> GIVEN EXERCISE
Give only the count of lines containing "title".

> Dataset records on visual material
※ ※ ※

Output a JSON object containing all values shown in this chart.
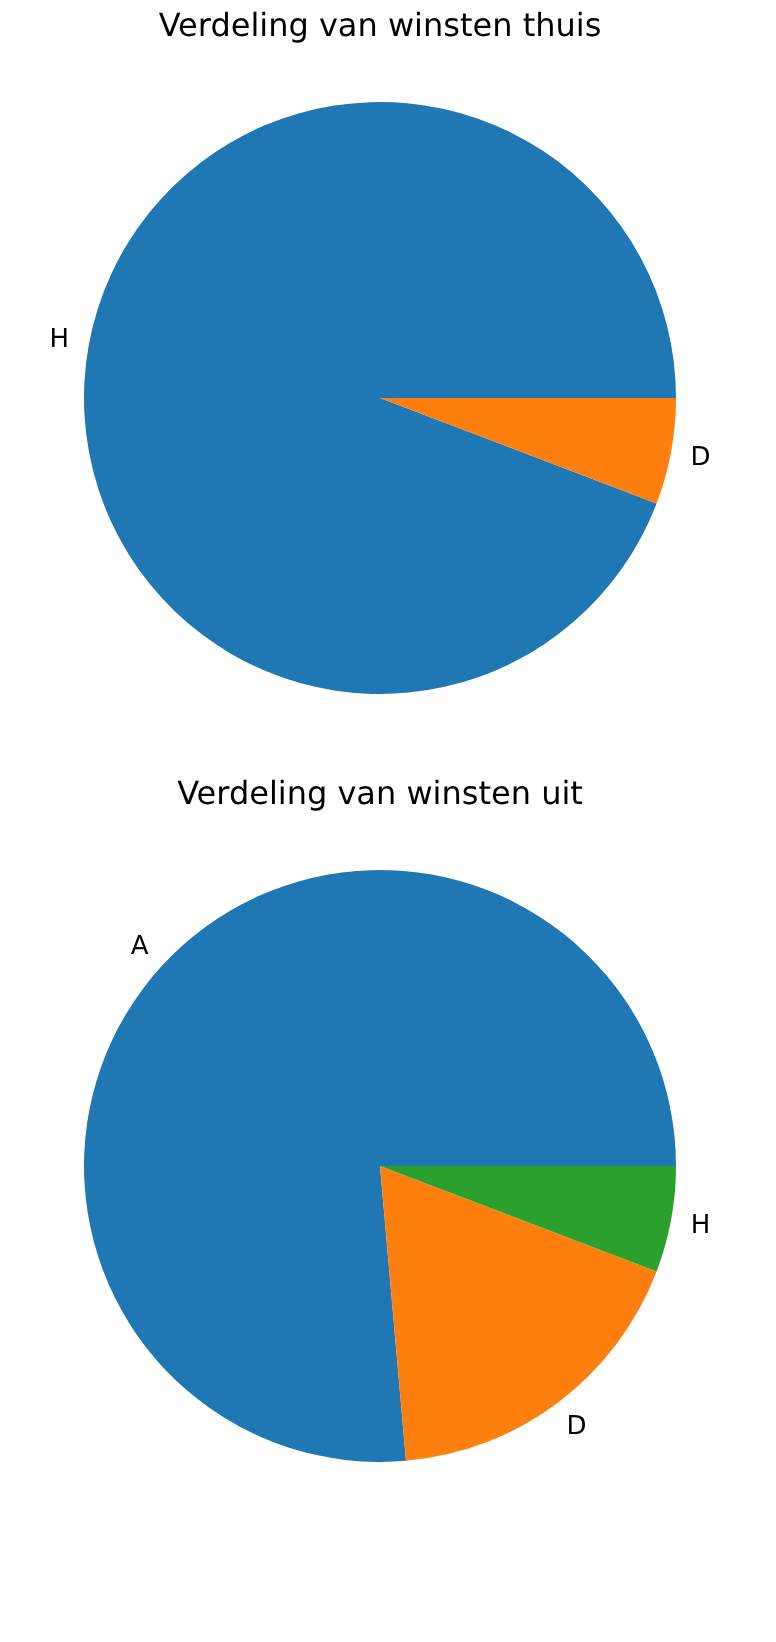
{
  "chart_data": [
    {
      "type": "pie",
      "title": "Verdeling van winsten thuis",
      "categories": [
        "H",
        "D"
      ],
      "values": [
        94.2,
        5.8
      ],
      "colors": [
        "#1f77b4",
        "#ff7f0e"
      ]
    },
    {
      "type": "pie",
      "title": "Verdeling van winsten uit",
      "categories": [
        "A",
        "D",
        "H"
      ],
      "values": [
        76.4,
        17.8,
        5.8
      ],
      "colors": [
        "#1f77b4",
        "#ff7f0e",
        "#2ca02c"
      ]
    }
  ]
}
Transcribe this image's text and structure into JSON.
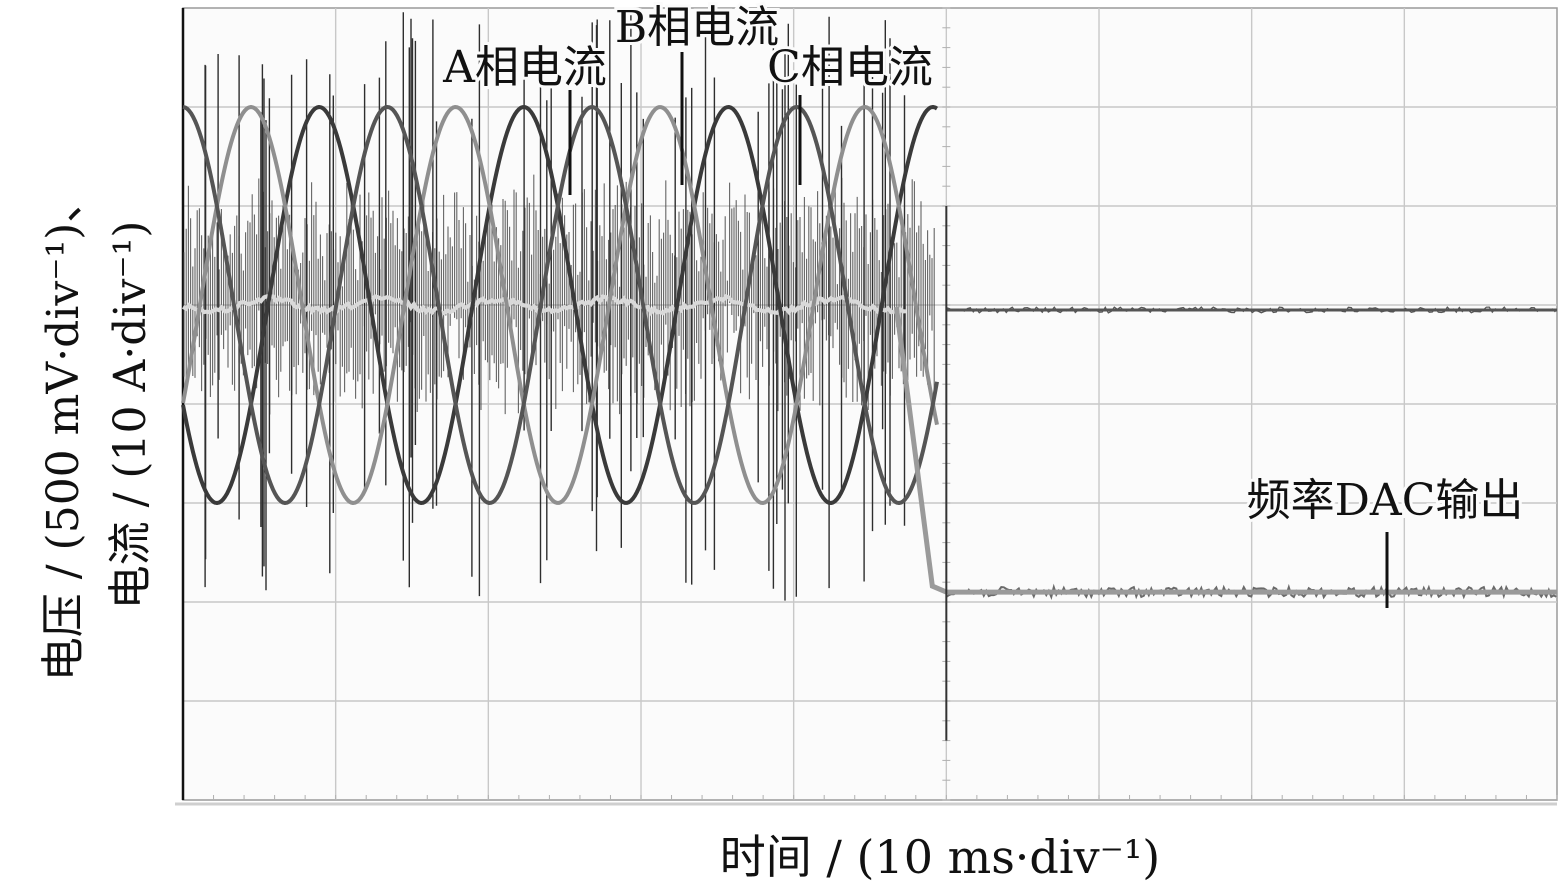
{
  "chart_data": {
    "type": "line",
    "title": "",
    "xlabel": "时间 / (10 ms·div⁻¹)",
    "ylabel_line1": "电压 / (500 mV·div⁻¹)、",
    "ylabel_line2": "电流 / (10 A·div⁻¹)",
    "x_unit": "ms",
    "x_div_ms": 10,
    "x_divisions": 9,
    "y_divisions": 8,
    "grid": true,
    "stop_time_ms": 50,
    "series": [
      {
        "name": "A相电流",
        "type": "sine",
        "period_ms": 13.4,
        "phase_deg": 0,
        "color": "#3a3a3a"
      },
      {
        "name": "B相电流",
        "type": "sine",
        "period_ms": 13.4,
        "phase_deg": 120,
        "color": "#8f8f8f"
      },
      {
        "name": "C相电流",
        "type": "sine",
        "period_ms": 13.4,
        "phase_deg": 240,
        "color": "#555555"
      },
      {
        "name": "频率DAC输出",
        "type": "step",
        "before_div": 2.9,
        "after_div": 2.1,
        "color": "#9a9a9a"
      }
    ],
    "annotations": [
      {
        "text": "A相电流",
        "target": "A相电流"
      },
      {
        "text": "B相电流",
        "target": "B相电流"
      },
      {
        "text": "C相电流",
        "target": "C相电流"
      },
      {
        "text": "频率DAC输出",
        "target": "频率DAC输出"
      }
    ]
  }
}
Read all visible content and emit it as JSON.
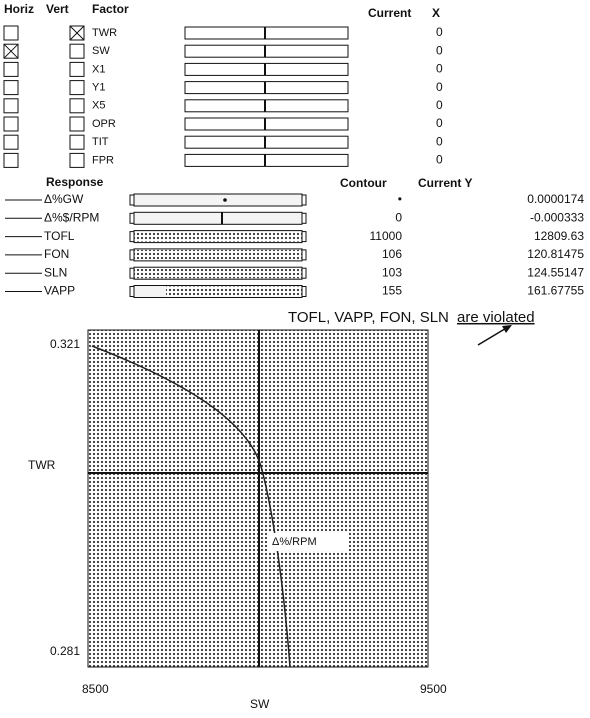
{
  "header": {
    "horiz": "Horiz",
    "vert": "Vert",
    "factor": "Factor",
    "current": "Current",
    "x": "X"
  },
  "factors": [
    {
      "name": "TWR",
      "horiz": false,
      "vert": true,
      "current": "0"
    },
    {
      "name": "SW",
      "horiz": true,
      "vert": false,
      "current": "0"
    },
    {
      "name": "X1",
      "horiz": false,
      "vert": false,
      "current": "0"
    },
    {
      "name": "Y1",
      "horiz": false,
      "vert": false,
      "current": "0"
    },
    {
      "name": "X5",
      "horiz": false,
      "vert": false,
      "current": "0"
    },
    {
      "name": "OPR",
      "horiz": false,
      "vert": false,
      "current": "0"
    },
    {
      "name": "TIT",
      "horiz": false,
      "vert": false,
      "current": "0"
    },
    {
      "name": "FPR",
      "horiz": false,
      "vert": false,
      "current": "0"
    }
  ],
  "response_header": {
    "response": "Response",
    "contour": "Contour",
    "current_y": "Current Y"
  },
  "responses": [
    {
      "name": "Δ%GW",
      "contour": "•",
      "current": "0.0000174"
    },
    {
      "name": "Δ%$/RPM",
      "contour": "0",
      "current": "-0.000333"
    },
    {
      "name": "TOFL",
      "contour": "11000",
      "current": "12809.63"
    },
    {
      "name": "FON",
      "contour": "106",
      "current": "120.81475"
    },
    {
      "name": "SLN",
      "contour": "103",
      "current": "124.55147"
    },
    {
      "name": "VAPP",
      "contour": "155",
      "current": "161.67755"
    }
  ],
  "annotation": {
    "text": "TOFL, VAPP, FON, SLN",
    "underlined": "are violated"
  },
  "plot": {
    "y_label": "TWR",
    "x_label": "SW",
    "y_top": "0.321",
    "y_bottom": "0.281",
    "x_left": "8500",
    "x_right": "9500",
    "contour_label": "Δ%/RPM"
  }
}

※ ※ ※

> OUTPUT
3